### AIM OF THE TASK
In the passage on design principles, reproduce verbatim the portion that begins with the words containing "In design, proximity" and ends with "connect distant parts.".

Visual balance comes from arranging elements on the page so that no one section is heavier than the other. Or, a designer may intentionally throw elements out of balance to create tension or a certain mood.
Alignment brings order to chaos, in a parking lot and on a piece of paper. How you align type and graphics on a page and in relation to each other can make your layout easier or more difficult to read, foster familiarity, or bring excitement to a stale design.
Contrast occurs when two elements are different. The greater the difference the greater the contrast. The key to working with contrast is to make sure the differences are obvious. Four common methods of creating contrast are by using differences in size, value, color, and type.
"The sum of the whole is greater than its parts" is the idea behind the principle of gestalt. It's the perception of a composition as a whole. While each of the individual parts have meaning on their own, taken together, the meaning may change. Our perception of the piece is based on our understanding of all the bits and pieces working in unison.
Found in nature as well as the work of man, the golden rectangle or golden section is a visually pleasing geometric shape with specific proportions. The measurement of 1.61803398874989..., known as the Golden Mean or Phi, a sequence of numbers known as the Fibonacci Series, and the Golden Rectangle are all mathematically connected. However, for the layperson the primary ratio of interest is 3:5 or 5:3 — the Golden Proportion.
In design, proximity or closeness creates a bond between people and between elements on a page. How close together or far apart elements are placed suggests a relationship (or lack of) between otherwise disparate parts. Unity is also achieved by using a third element to connect distant parts.

Data extracted from a collection
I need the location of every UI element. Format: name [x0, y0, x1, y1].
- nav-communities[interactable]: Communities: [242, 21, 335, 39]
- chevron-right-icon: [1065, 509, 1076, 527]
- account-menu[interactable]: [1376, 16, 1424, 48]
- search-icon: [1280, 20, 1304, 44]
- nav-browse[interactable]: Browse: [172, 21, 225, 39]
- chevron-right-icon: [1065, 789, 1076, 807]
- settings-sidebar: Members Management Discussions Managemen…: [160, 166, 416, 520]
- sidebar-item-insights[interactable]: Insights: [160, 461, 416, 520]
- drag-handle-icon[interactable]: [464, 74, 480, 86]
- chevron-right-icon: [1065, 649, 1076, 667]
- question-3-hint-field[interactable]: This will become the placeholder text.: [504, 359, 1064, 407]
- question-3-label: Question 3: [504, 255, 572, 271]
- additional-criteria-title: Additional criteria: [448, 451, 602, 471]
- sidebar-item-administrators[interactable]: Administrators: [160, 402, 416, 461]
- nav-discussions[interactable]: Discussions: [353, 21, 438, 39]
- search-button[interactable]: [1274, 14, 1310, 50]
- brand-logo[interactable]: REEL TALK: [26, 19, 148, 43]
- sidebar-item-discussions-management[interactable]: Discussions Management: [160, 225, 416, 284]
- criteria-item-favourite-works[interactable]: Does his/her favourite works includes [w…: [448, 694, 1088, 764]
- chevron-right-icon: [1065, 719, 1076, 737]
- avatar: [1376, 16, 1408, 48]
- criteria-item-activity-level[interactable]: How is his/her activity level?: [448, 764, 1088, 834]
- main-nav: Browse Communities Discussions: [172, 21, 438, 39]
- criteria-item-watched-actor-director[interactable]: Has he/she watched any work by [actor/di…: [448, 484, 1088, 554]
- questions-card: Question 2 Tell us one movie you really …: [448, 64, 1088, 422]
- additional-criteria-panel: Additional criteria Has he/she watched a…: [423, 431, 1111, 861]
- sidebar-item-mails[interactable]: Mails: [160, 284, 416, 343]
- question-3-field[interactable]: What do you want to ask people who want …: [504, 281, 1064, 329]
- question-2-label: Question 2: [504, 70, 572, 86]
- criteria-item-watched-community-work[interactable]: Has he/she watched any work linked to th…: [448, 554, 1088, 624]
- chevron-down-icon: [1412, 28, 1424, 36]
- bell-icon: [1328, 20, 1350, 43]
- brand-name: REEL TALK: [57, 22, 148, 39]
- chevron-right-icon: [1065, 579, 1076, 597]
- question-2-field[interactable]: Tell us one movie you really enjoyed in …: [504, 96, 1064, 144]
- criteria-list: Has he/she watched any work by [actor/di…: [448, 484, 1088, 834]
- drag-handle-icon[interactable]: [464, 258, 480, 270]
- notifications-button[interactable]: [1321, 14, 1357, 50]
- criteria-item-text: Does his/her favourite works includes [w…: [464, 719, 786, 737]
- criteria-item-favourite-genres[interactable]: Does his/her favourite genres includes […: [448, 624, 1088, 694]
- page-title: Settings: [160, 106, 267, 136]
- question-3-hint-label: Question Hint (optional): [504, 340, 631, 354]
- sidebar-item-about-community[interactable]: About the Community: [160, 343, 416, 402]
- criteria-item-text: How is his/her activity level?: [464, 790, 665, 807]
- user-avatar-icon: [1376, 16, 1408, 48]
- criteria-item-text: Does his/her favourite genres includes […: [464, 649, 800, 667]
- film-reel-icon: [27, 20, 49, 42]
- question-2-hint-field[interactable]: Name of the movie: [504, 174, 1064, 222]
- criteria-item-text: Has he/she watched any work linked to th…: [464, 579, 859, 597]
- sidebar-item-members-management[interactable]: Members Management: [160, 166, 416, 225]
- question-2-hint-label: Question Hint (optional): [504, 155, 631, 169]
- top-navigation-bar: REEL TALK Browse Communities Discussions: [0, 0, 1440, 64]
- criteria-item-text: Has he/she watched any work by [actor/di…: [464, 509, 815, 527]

### REPLY TO THE EXERCISE
In design, proximity or closeness creates a bond between people and between elements on a page. How close together or far apart elements are placed suggests a relationship (or lack of) between otherwise disparate parts. Unity is also achieved by using a third element to connect distant parts.